▸ YOUR GOAL:
Copy out every record below exactly as written, but leave out any pictures.

* * *

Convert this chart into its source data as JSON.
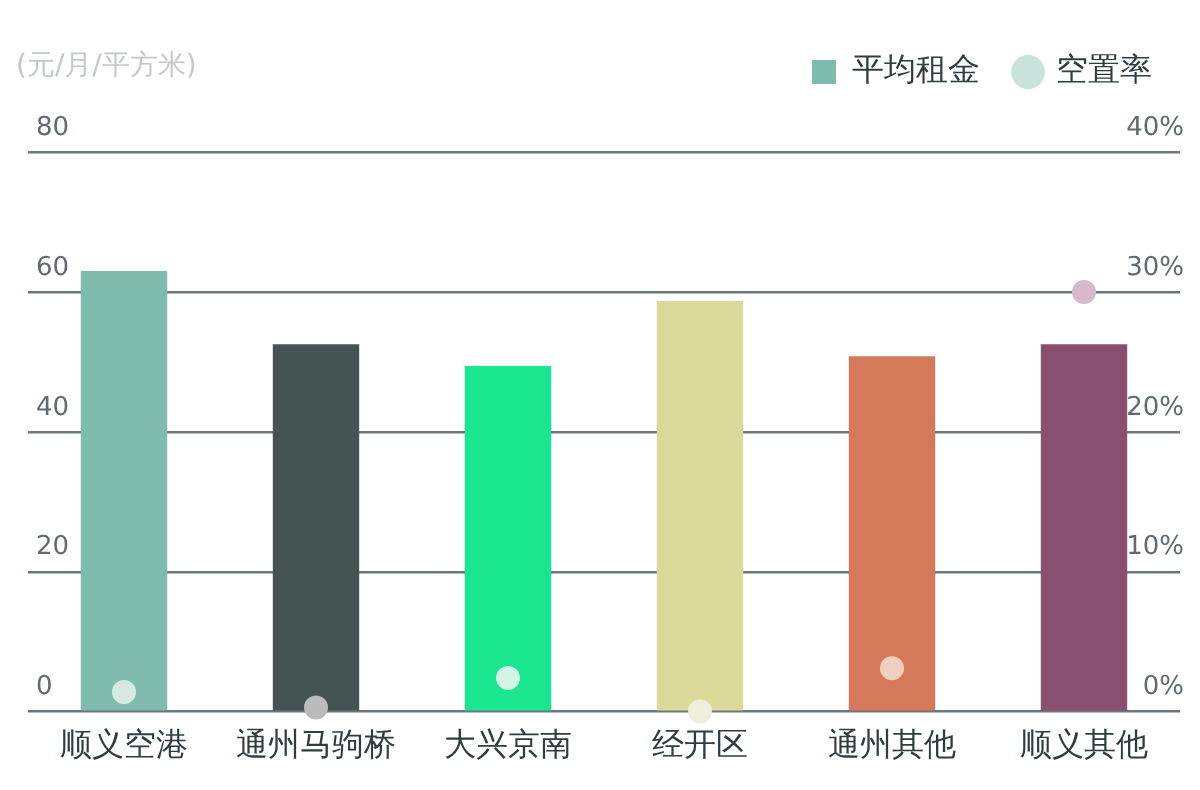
{
  "chart_data": {
    "type": "bar",
    "ylabel": "(元/月/平方米)",
    "categories": [
      "顺义空港",
      "通州马驹桥",
      "大兴京南",
      "经开区",
      "通州其他",
      "顺义其他"
    ],
    "series": [
      {
        "name": "平均租金",
        "color": "#80bcae",
        "colors": [
          "#80bcae",
          "#445453",
          "#19e68e",
          "#dbd99a",
          "#d4795a",
          "#894f70"
        ],
        "values": [
          63,
          52.5,
          49.4,
          58.7,
          50.8,
          52.5
        ]
      },
      {
        "name": "空置率",
        "type": "scatter",
        "axis": "y2",
        "color": "#c8e2dc",
        "colors": [
          "#d8e9e4",
          "#b8bcbc",
          "#d2f5e6",
          "#efeedd",
          "#f0cfc3",
          "#d5b8c9"
        ],
        "values": [
          1.4,
          0.3,
          2.4,
          0,
          3.1,
          30
        ]
      }
    ],
    "ylim": [
      0,
      80
    ],
    "yticks": [
      0,
      20,
      40,
      60,
      80
    ],
    "y2lim": [
      0,
      40
    ],
    "y2ticks": [
      {
        "value": 0,
        "label": "0%"
      },
      {
        "value": 10,
        "label": "10%"
      },
      {
        "value": 20,
        "label": "20%"
      },
      {
        "value": 30,
        "label": "30%"
      },
      {
        "value": 40,
        "label": "40%"
      }
    ],
    "grid": "y",
    "legend": "top right",
    "marker": "circle"
  }
}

* * *

▸ RESULT:
Convert this chart into its source data as JSON.
{
  "chart_data": {
    "type": "bar",
    "ylabel": "(元/月/平方米)",
    "categories": [
      "顺义空港",
      "通州马驹桥",
      "大兴京南",
      "经开区",
      "通州其他",
      "顺义其他"
    ],
    "series": [
      {
        "name": "平均租金",
        "color": "#80bcae",
        "colors": [
          "#80bcae",
          "#445453",
          "#19e68e",
          "#dbd99a",
          "#d4795a",
          "#894f70"
        ],
        "values": [
          63,
          52.5,
          49.4,
          58.7,
          50.8,
          52.5
        ]
      },
      {
        "name": "空置率",
        "type": "scatter",
        "axis": "y2",
        "color": "#c8e2dc",
        "colors": [
          "#d8e9e4",
          "#b8bcbc",
          "#d2f5e6",
          "#efeedd",
          "#f0cfc3",
          "#d5b8c9"
        ],
        "values": [
          1.4,
          0.3,
          2.4,
          0,
          3.1,
          30
        ]
      }
    ],
    "ylim": [
      0,
      80
    ],
    "yticks": [
      0,
      20,
      40,
      60,
      80
    ],
    "y2lim": [
      0,
      40
    ],
    "y2ticks": [
      {
        "value": 0,
        "label": "0%"
      },
      {
        "value": 10,
        "label": "10%"
      },
      {
        "value": 20,
        "label": "20%"
      },
      {
        "value": 30,
        "label": "30%"
      },
      {
        "value": 40,
        "label": "40%"
      }
    ],
    "grid": "y",
    "legend": "top right",
    "marker": "circle"
  }
}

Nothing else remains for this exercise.